What lines below include the word "Video"? Copy each one.

:: Information shown

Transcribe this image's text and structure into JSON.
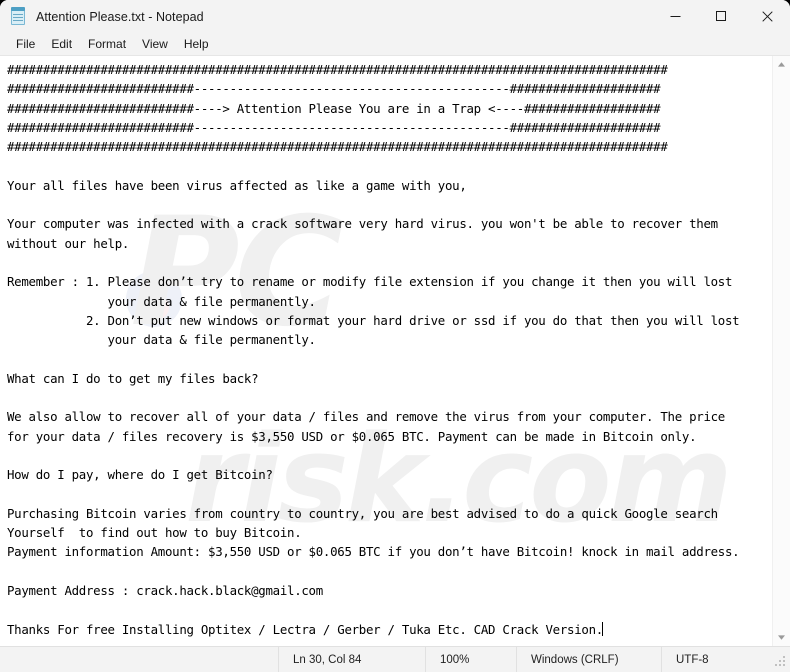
{
  "window": {
    "title": "Attention Please.txt - Notepad",
    "icon": "notepad-icon",
    "controls": {
      "minimize_label": "Minimize",
      "maximize_label": "Maximize",
      "close_label": "Close"
    }
  },
  "menu": {
    "items": [
      {
        "label": "File"
      },
      {
        "label": "Edit"
      },
      {
        "label": "Format"
      },
      {
        "label": "View"
      },
      {
        "label": "Help"
      }
    ]
  },
  "editor": {
    "content": "############################################################################################\n##########################--------------------------------------------#####################\n##########################----> Attention Please You are in a Trap <----###################\n##########################--------------------------------------------#####################\n############################################################################################\n\nYour all files have been virus affected as like a game with you,\n\nYour computer was infected with a crack software very hard virus. you won't be able to recover them\nwithout our help.\n\nRemember : 1. Please don’t try to rename or modify file extension if you change it then you will lost\n              your data & file permanently.\n           2. Don’t put new windows or format your hard drive or ssd if you do that then you will lost\n              your data & file permanently.\n\nWhat can I do to get my files back?\n\nWe also allow to recover all of your data / files and remove the virus from your computer. The price\nfor your data / files recovery is $3,550 USD or $0.065 BTC. Payment can be made in Bitcoin only.\n\nHow do I pay, where do I get Bitcoin?\n\nPurchasing Bitcoin varies from country to country, you are best advised to do a quick Google search\nYourself  to find out how to buy Bitcoin.\nPayment information Amount: $3,550 USD or $0.065 BTC if you don’t have Bitcoin! knock in mail address.\n\nPayment Address : crack.hack.black@gmail.com\n\nThanks For free Installing Optitex / Lectra / Gerber / Tuka Etc. CAD Crack Version.",
    "watermark_top": "PC",
    "watermark_bottom": "risk.com",
    "price_usd": "$3,550 USD",
    "price_btc": "$0.065 BTC",
    "contact_email": "crack.hack.black@gmail.com"
  },
  "scrollbar": {
    "up_icon": "chevron-up-icon",
    "down_icon": "chevron-down-icon"
  },
  "statusbar": {
    "cursor_position": "Ln 30, Col 84",
    "zoom": "100%",
    "line_ending": "Windows (CRLF)",
    "encoding": "UTF-8"
  }
}
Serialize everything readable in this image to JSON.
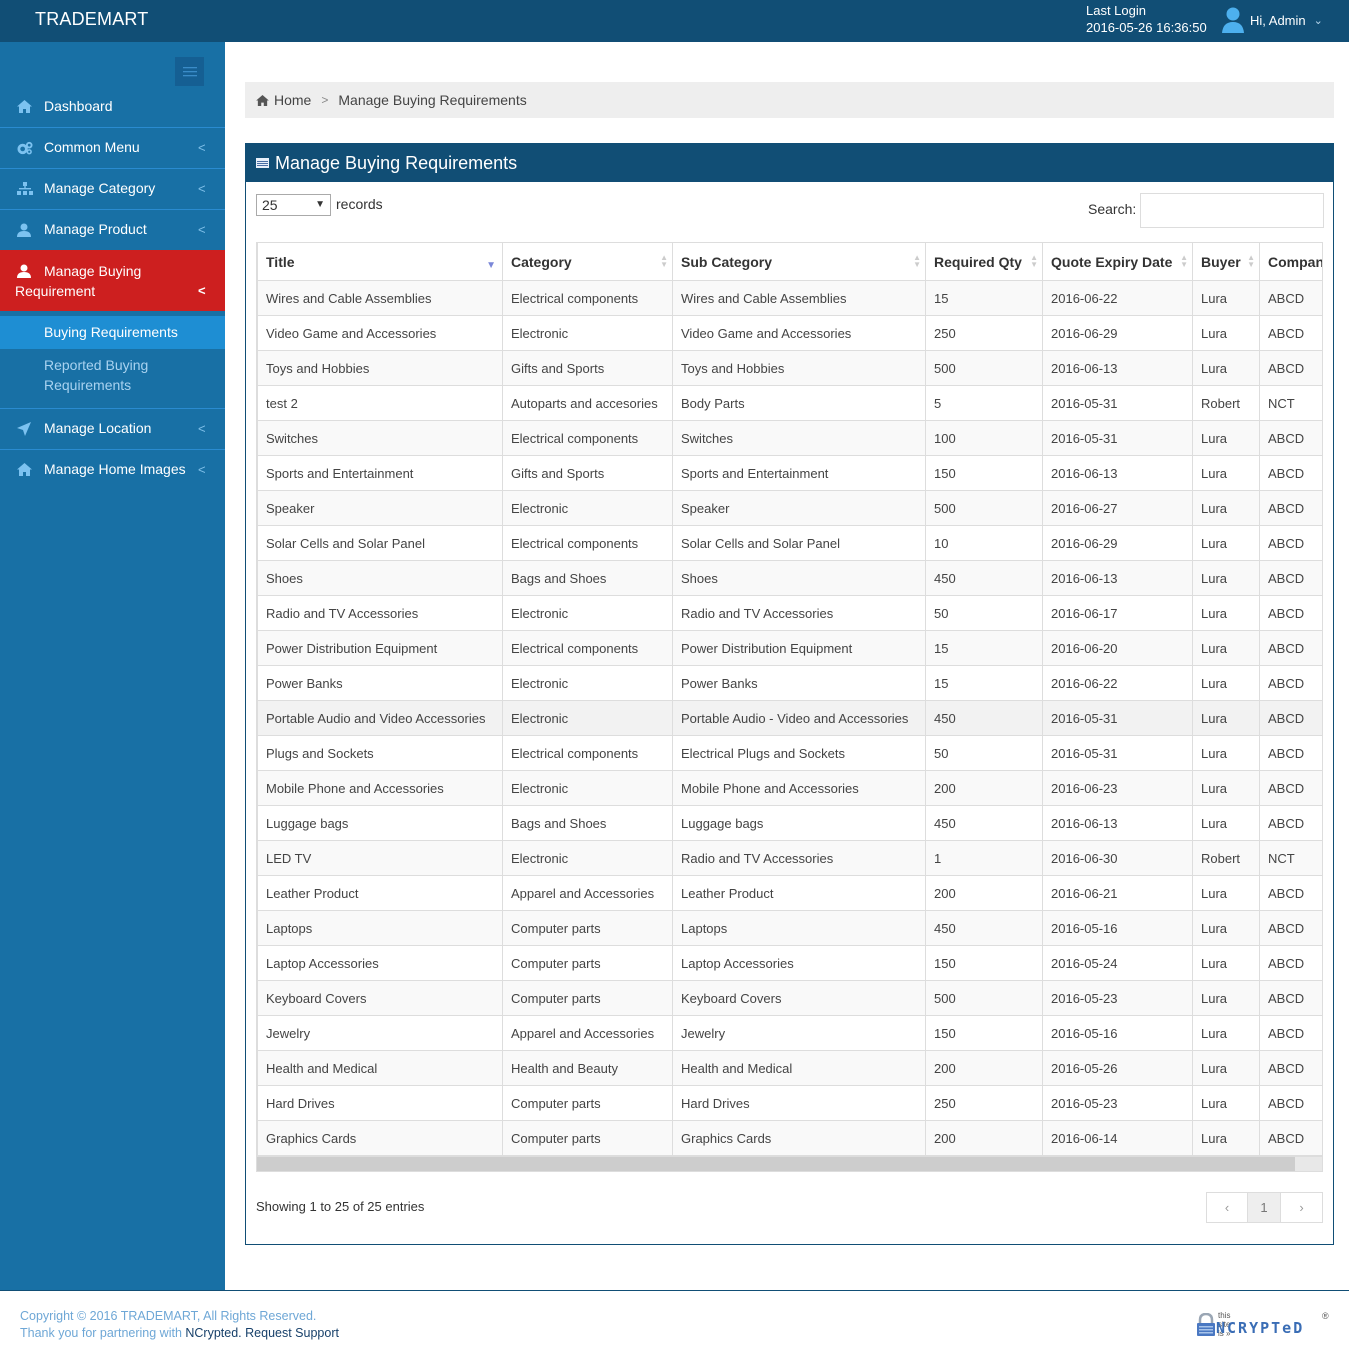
{
  "header": {
    "brand": "TRADEMART",
    "last_login_label": "Last Login",
    "last_login_value": "2016-05-26 16:36:50",
    "user_greeting": "Hi, Admin"
  },
  "sidebar": {
    "items": [
      {
        "label": "Dashboard",
        "icon": "home-icon"
      },
      {
        "label": "Common Menu",
        "icon": "cogs-icon"
      },
      {
        "label": "Manage Category",
        "icon": "sitemap-icon"
      },
      {
        "label": "Manage Product",
        "icon": "user-icon"
      },
      {
        "label": "Manage Buying",
        "label2": "Requirement",
        "icon": "user-icon"
      },
      {
        "label": "Manage Location",
        "icon": "location-arrow-icon"
      },
      {
        "label": "Manage Home Images",
        "icon": "home-icon"
      }
    ],
    "subitems": [
      {
        "label": "Buying Requirements"
      },
      {
        "label": "Reported Buying",
        "label2": "Requirements"
      }
    ]
  },
  "breadcrumb": {
    "home": "Home",
    "current": "Manage Buying Requirements"
  },
  "panel": {
    "title": "Manage Buying Requirements",
    "length_value": "25",
    "length_label": "records",
    "search_label": "Search:",
    "search_value": "",
    "info": "Showing 1 to 25 of 25 entries",
    "pager": {
      "prev": "‹",
      "current": "1",
      "next": "›"
    }
  },
  "table": {
    "columns": [
      "Title",
      "Category",
      "Sub Category",
      "Required Qty",
      "Quote Expiry Date",
      "Buyer",
      "Company"
    ],
    "rows": [
      [
        "Wires and Cable Assemblies",
        "Electrical components",
        "Wires and Cable Assemblies",
        "15",
        "2016-06-22",
        "Lura",
        "ABCD"
      ],
      [
        "Video Game and Accessories",
        "Electronic",
        "Video Game and Accessories",
        "250",
        "2016-06-29",
        "Lura",
        "ABCD"
      ],
      [
        "Toys and Hobbies",
        "Gifts and Sports",
        "Toys and Hobbies",
        "500",
        "2016-06-13",
        "Lura",
        "ABCD"
      ],
      [
        "test 2",
        "Autoparts and accesories",
        "Body Parts",
        "5",
        "2016-05-31",
        "Robert",
        "NCT"
      ],
      [
        "Switches",
        "Electrical components",
        "Switches",
        "100",
        "2016-05-31",
        "Lura",
        "ABCD"
      ],
      [
        "Sports and Entertainment",
        "Gifts and Sports",
        "Sports and Entertainment",
        "150",
        "2016-06-13",
        "Lura",
        "ABCD"
      ],
      [
        "Speaker",
        "Electronic",
        "Speaker",
        "500",
        "2016-06-27",
        "Lura",
        "ABCD"
      ],
      [
        "Solar Cells and Solar Panel",
        "Electrical components",
        "Solar Cells and Solar Panel",
        "10",
        "2016-06-29",
        "Lura",
        "ABCD"
      ],
      [
        "Shoes",
        "Bags and Shoes",
        "Shoes",
        "450",
        "2016-06-13",
        "Lura",
        "ABCD"
      ],
      [
        "Radio and TV Accessories",
        "Electronic",
        "Radio and TV Accessories",
        "50",
        "2016-06-17",
        "Lura",
        "ABCD"
      ],
      [
        "Power Distribution Equipment",
        "Electrical components",
        "Power Distribution Equipment",
        "15",
        "2016-06-20",
        "Lura",
        "ABCD"
      ],
      [
        "Power Banks",
        "Electronic",
        "Power Banks",
        "15",
        "2016-06-22",
        "Lura",
        "ABCD"
      ],
      [
        "Portable Audio and Video Accessories",
        "Electronic",
        "Portable Audio - Video and Accessories",
        "450",
        "2016-05-31",
        "Lura",
        "ABCD"
      ],
      [
        "Plugs and Sockets",
        "Electrical components",
        "Electrical Plugs and Sockets",
        "50",
        "2016-05-31",
        "Lura",
        "ABCD"
      ],
      [
        "Mobile Phone and Accessories",
        "Electronic",
        "Mobile Phone and Accessories",
        "200",
        "2016-06-23",
        "Lura",
        "ABCD"
      ],
      [
        "Luggage bags",
        "Bags and Shoes",
        "Luggage bags",
        "450",
        "2016-06-13",
        "Lura",
        "ABCD"
      ],
      [
        "LED TV",
        "Electronic",
        "Radio and TV Accessories",
        "1",
        "2016-06-30",
        "Robert",
        "NCT"
      ],
      [
        "Leather Product",
        "Apparel and Accessories",
        "Leather Product",
        "200",
        "2016-06-21",
        "Lura",
        "ABCD"
      ],
      [
        "Laptops",
        "Computer parts",
        "Laptops",
        "450",
        "2016-05-16",
        "Lura",
        "ABCD"
      ],
      [
        "Laptop Accessories",
        "Computer parts",
        "Laptop Accessories",
        "150",
        "2016-05-24",
        "Lura",
        "ABCD"
      ],
      [
        "Keyboard Covers",
        "Computer parts",
        "Keyboard Covers",
        "500",
        "2016-05-23",
        "Lura",
        "ABCD"
      ],
      [
        "Jewelry",
        "Apparel and Accessories",
        "Jewelry",
        "150",
        "2016-05-16",
        "Lura",
        "ABCD"
      ],
      [
        "Health and Medical",
        "Health and Beauty",
        "Health and Medical",
        "200",
        "2016-05-26",
        "Lura",
        "ABCD"
      ],
      [
        "Hard Drives",
        "Computer parts",
        "Hard Drives",
        "250",
        "2016-05-23",
        "Lura",
        "ABCD"
      ],
      [
        "Graphics Cards",
        "Computer parts",
        "Graphics Cards",
        "200",
        "2016-06-14",
        "Lura",
        "ABCD"
      ]
    ]
  },
  "footer": {
    "copyright": "Copyright © 2016 TRADEMART, All Rights Reserved.",
    "thanks_prefix": "Thank you for partnering with ",
    "ncrypted": "NCrypted.",
    "support": "Request Support",
    "logo_small": "this site is »",
    "logo_big": "NCRYPTeD",
    "logo_reg": "®"
  },
  "colors": {
    "topbar": "#114e75",
    "sidebar": "#1870a5",
    "active": "#cd1f1f",
    "sub_active": "#1e8ed3"
  }
}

::::

# Answer space:
        "Video Game and Accessories",
        "Video Game and Accessories",
        "Portable Audio and Video Accessories",
        "Portable Audio - Video and Accessories",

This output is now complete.